State the number of lines with the string "that" in them, and nothing else.

(begin)

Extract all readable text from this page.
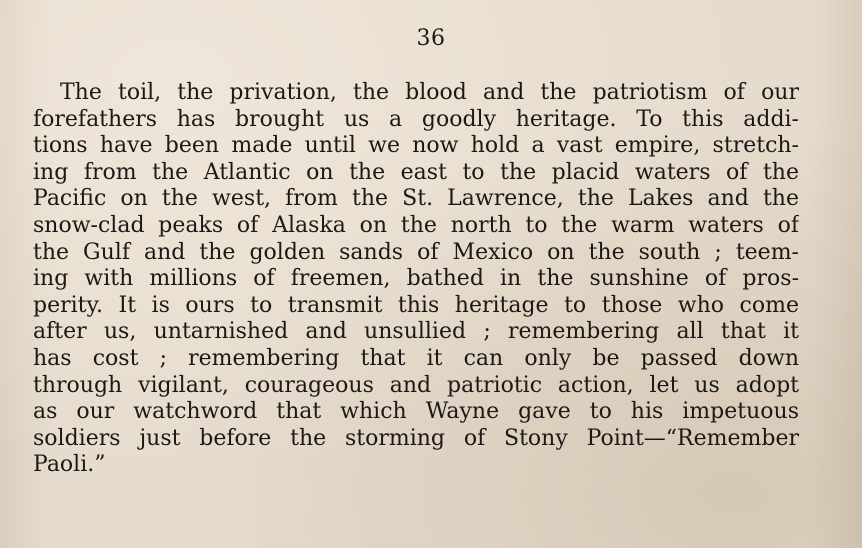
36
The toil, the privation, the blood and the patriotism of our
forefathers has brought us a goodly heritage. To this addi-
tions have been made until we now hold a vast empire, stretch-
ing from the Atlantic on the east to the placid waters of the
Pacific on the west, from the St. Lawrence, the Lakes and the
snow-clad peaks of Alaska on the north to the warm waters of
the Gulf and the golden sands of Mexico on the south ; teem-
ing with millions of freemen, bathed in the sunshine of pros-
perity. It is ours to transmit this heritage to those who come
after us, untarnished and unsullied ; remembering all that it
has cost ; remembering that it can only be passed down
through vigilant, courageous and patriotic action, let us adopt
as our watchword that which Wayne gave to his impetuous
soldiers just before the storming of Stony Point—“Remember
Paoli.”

(end)

Result of the exercise - 3